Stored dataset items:

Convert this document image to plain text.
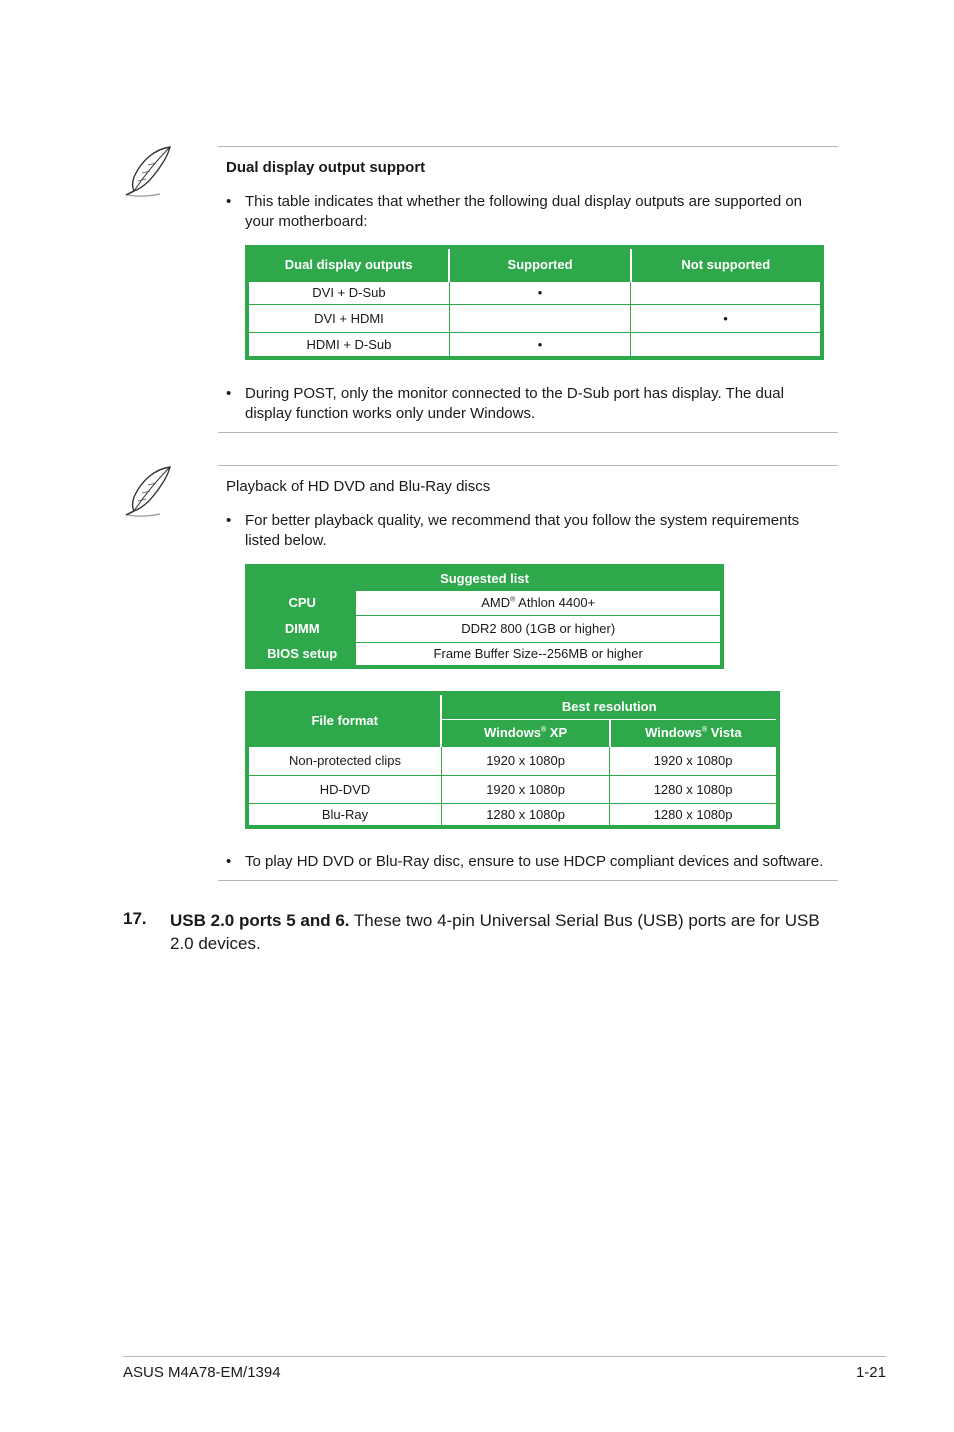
Dual display output support
• This table indicates that whether the following dual display outputs are supported on your motherboard:
Dual display outputs	Supported	Not supported
DVI + D-Sub	•	
DVI + HDMI		•
HDMI + D-Sub	•	
• During POST, only the monitor connected to the D-Sub port has display. The dual display function works only under Windows.
Playback of HD DVD and Blu-Ray discs
• For better playback quality, we recommend that you follow the system requirements listed below.
Suggested list	
CPU	AMD® Athlon 4400+
DIMM	DDR2 800 (1GB or higher)
BIOS setup	Frame Buffer Size--256MB or higher
File format	Best resolution	
	Windows® XP	Windows® Vista
Non-protected clips	1920 x 1080p	1920 x 1080p
HD-DVD	1920 x 1080p	1280 x 1080p
Blu-Ray	1280 x 1080p	1280 x 1080p
• To play HD DVD or Blu-Ray disc, ensure to use HDCP compliant devices and software.
17. USB 2.0 ports 5 and 6. These two 4-pin Universal Serial Bus (USB) ports are for USB 2.0 devices.
ASUS M4A78-EM/1394	1-21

| TASK INSTRUCTIONS |
Copy the data exactly. Any picture it contains is to be omitted.

| TASK SOLUTION |
Convert this document image to plain text.
Dual display output support
• This table indicates that whether the following dual display outputs are supported on your motherboard:
Dual display outputs	Supported	Not supported
DVI + D-Sub	•	
DVI + HDMI		•
HDMI + D-Sub	•	
• During POST, only the monitor connected to the D-Sub port has display. The dual display function works only under Windows.
Playback of HD DVD and Blu-Ray discs
• For better playback quality, we recommend that you follow the system requirements listed below.
Suggested list	
CPU	AMD® Athlon 4400+
DIMM	DDR2 800 (1GB or higher)
BIOS setup	Frame Buffer Size--256MB or higher
File format	Best resolution	
	Windows® XP	Windows® Vista
Non-protected clips	1920 x 1080p	1920 x 1080p
HD-DVD	1920 x 1080p	1280 x 1080p
Blu-Ray	1280 x 1080p	1280 x 1080p
• To play HD DVD or Blu-Ray disc, ensure to use HDCP compliant devices and software.
17. USB 2.0 ports 5 and 6. These two 4-pin Universal Serial Bus (USB) ports are for USB 2.0 devices.
ASUS M4A78-EM/1394	1-21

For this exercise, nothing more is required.